Task
All entries are to be quoted exactly; the images stay out of the copy.

[Stored data]
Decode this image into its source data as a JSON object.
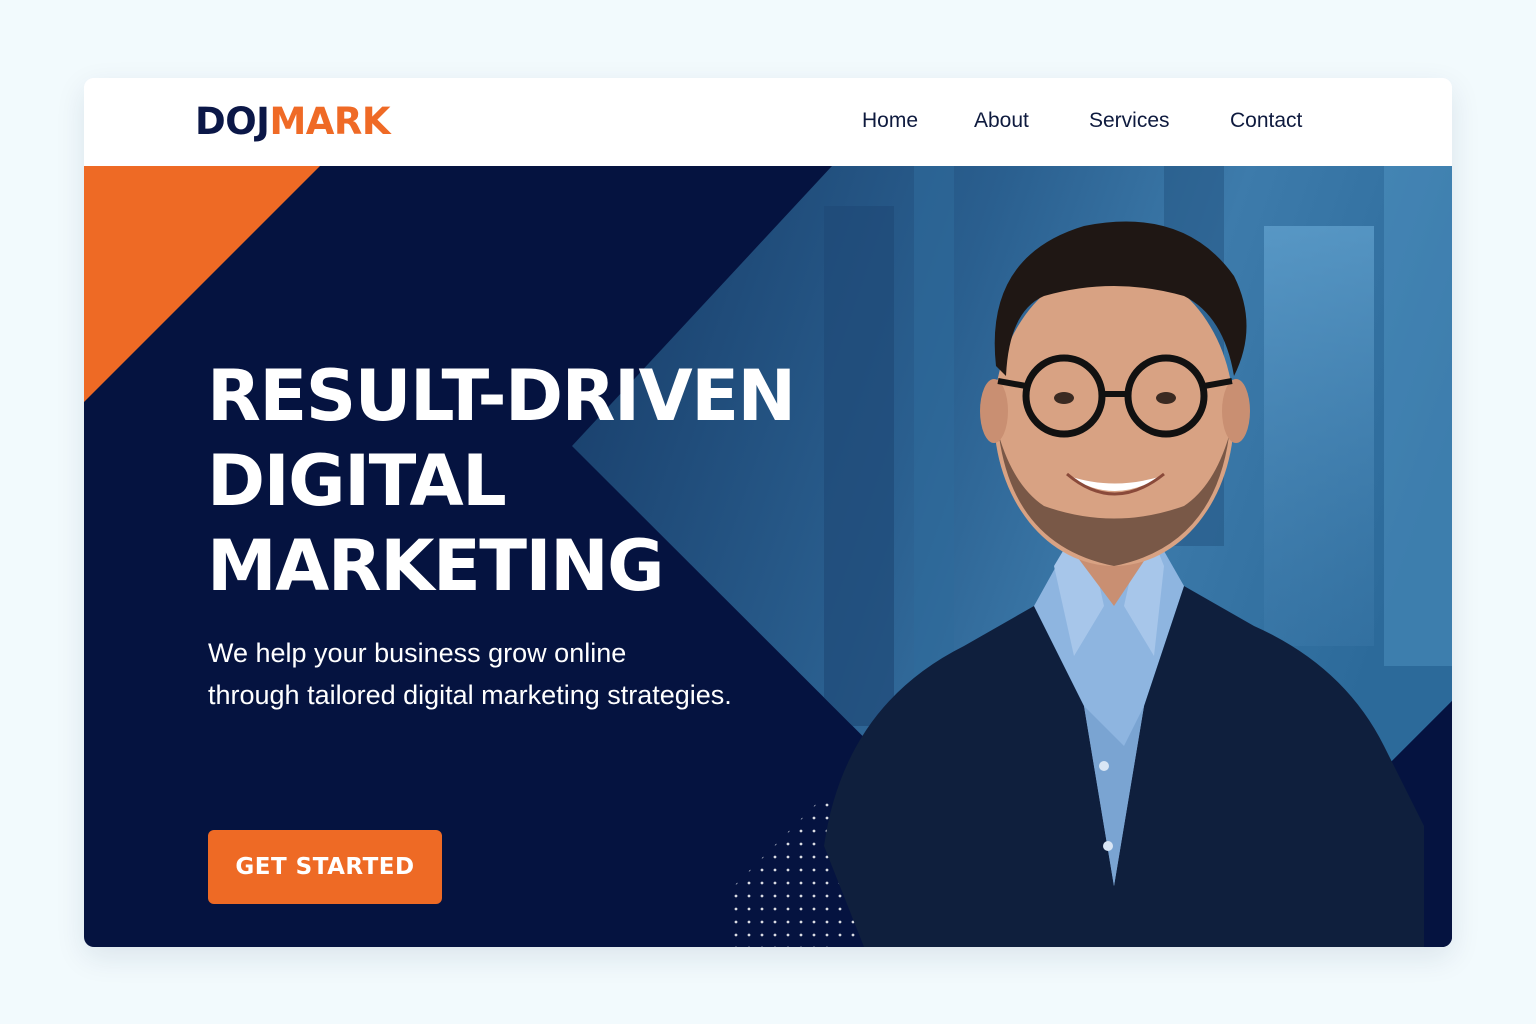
{
  "brand": {
    "part1": "DOJ",
    "part2": "MARK",
    "color_primary": "#0b1747",
    "color_accent": "#ef6a26"
  },
  "nav": {
    "items": [
      {
        "label": "Home"
      },
      {
        "label": "About"
      },
      {
        "label": "Services"
      },
      {
        "label": "Contact"
      }
    ]
  },
  "hero": {
    "headline": [
      "RESULT-DRIVEN",
      "DIGITAL",
      "MARKETING"
    ],
    "subtitle": [
      "We help your business grow online",
      "through tailored digital marketing strategies."
    ],
    "cta_label": "GET STARTED",
    "background_color": "#051340",
    "accent_color": "#ee6a25",
    "image": "smiling-businessman-with-glasses-photo"
  }
}
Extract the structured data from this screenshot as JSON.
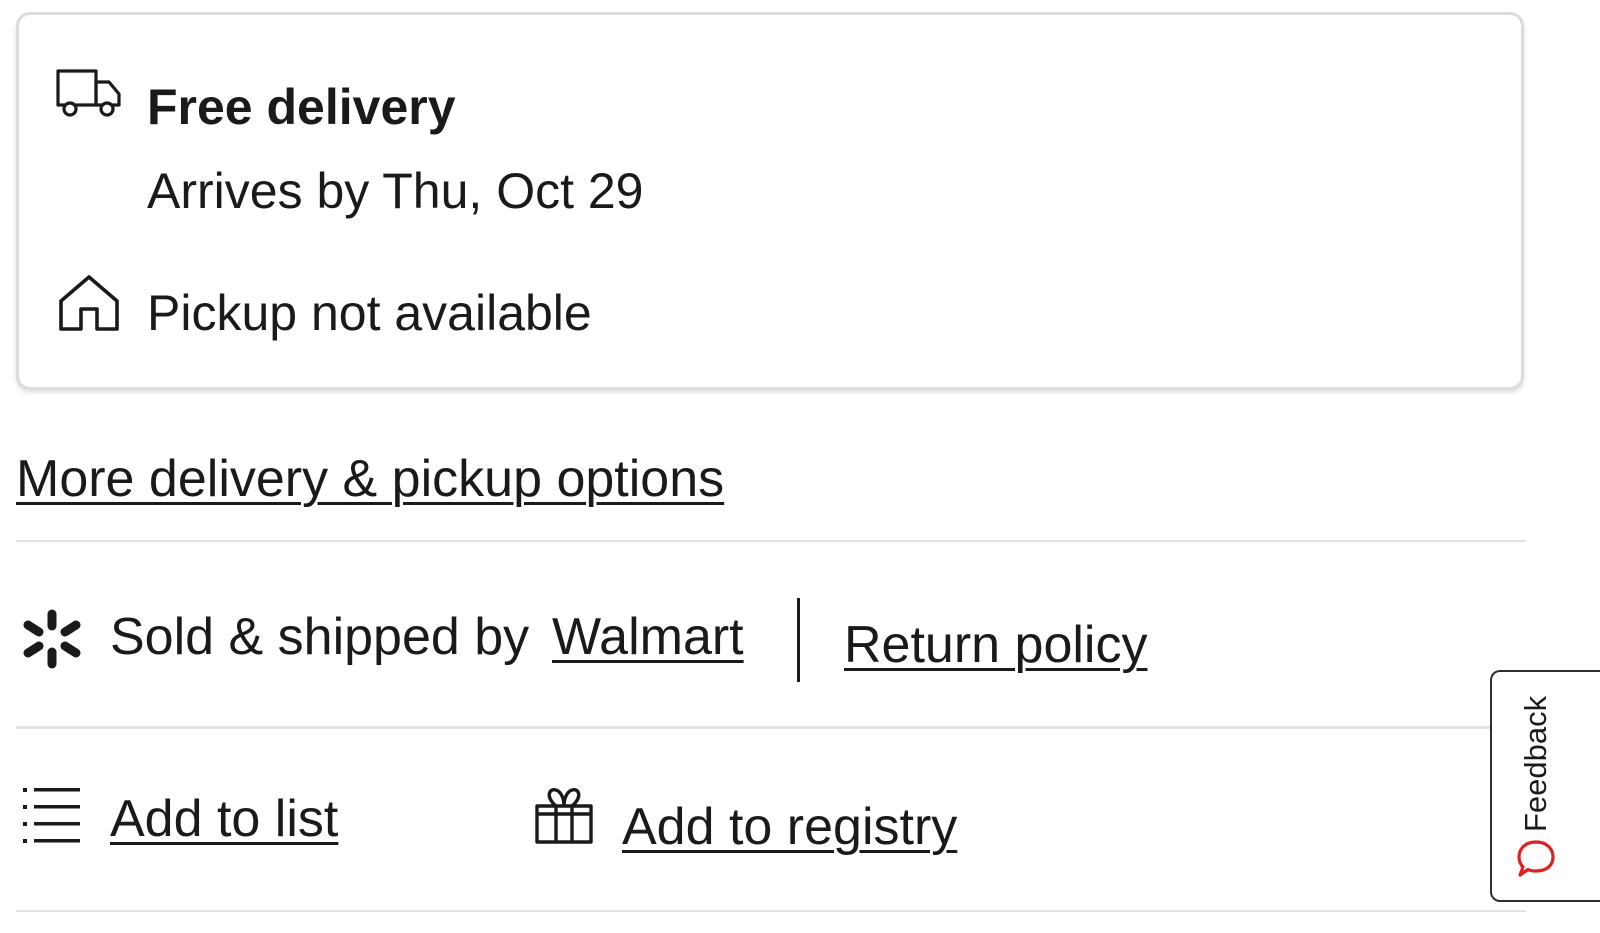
{
  "delivery_card": {
    "delivery_title": "Free delivery",
    "arrival_text": "Arrives by Thu, Oct 29",
    "pickup_text": "Pickup not available",
    "truck_icon": "truck-icon",
    "home_icon": "home-icon"
  },
  "more_options_link": "More delivery & pickup options",
  "seller": {
    "prefix": "Sold & shipped by",
    "name": "Walmart",
    "return_policy": "Return policy",
    "icon": "walmart-spark-icon"
  },
  "actions": {
    "add_to_list": "Add to list",
    "add_to_registry": "Add to registry",
    "list_icon": "list-icon",
    "gift_icon": "gift-icon"
  },
  "feedback": {
    "label": "Feedback",
    "icon": "chat-bubble-icon",
    "icon_color": "#e02020"
  }
}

Task output
Decode this image into its source data as a JSON object.
{
  "brand": {
    "part1": "DOJ",
    "part2": "MARK",
    "color_primary": "#0b1747",
    "color_accent": "#ef6a26"
  },
  "nav": {
    "items": [
      {
        "label": "Home"
      },
      {
        "label": "About"
      },
      {
        "label": "Services"
      },
      {
        "label": "Contact"
      }
    ]
  },
  "hero": {
    "headline": [
      "RESULT-DRIVEN",
      "DIGITAL",
      "MARKETING"
    ],
    "subtitle": [
      "We help your business grow online",
      "through tailored digital marketing strategies."
    ],
    "cta_label": "GET STARTED",
    "background_color": "#051340",
    "accent_color": "#ee6a25",
    "image": "smiling-businessman-with-glasses-photo"
  }
}
Extract the structured data from this screenshot as JSON.
{
  "delivery_card": {
    "delivery_title": "Free delivery",
    "arrival_text": "Arrives by Thu, Oct 29",
    "pickup_text": "Pickup not available",
    "truck_icon": "truck-icon",
    "home_icon": "home-icon"
  },
  "more_options_link": "More delivery & pickup options",
  "seller": {
    "prefix": "Sold & shipped by",
    "name": "Walmart",
    "return_policy": "Return policy",
    "icon": "walmart-spark-icon"
  },
  "actions": {
    "add_to_list": "Add to list",
    "add_to_registry": "Add to registry",
    "list_icon": "list-icon",
    "gift_icon": "gift-icon"
  },
  "feedback": {
    "label": "Feedback",
    "icon": "chat-bubble-icon",
    "icon_color": "#e02020"
  }
}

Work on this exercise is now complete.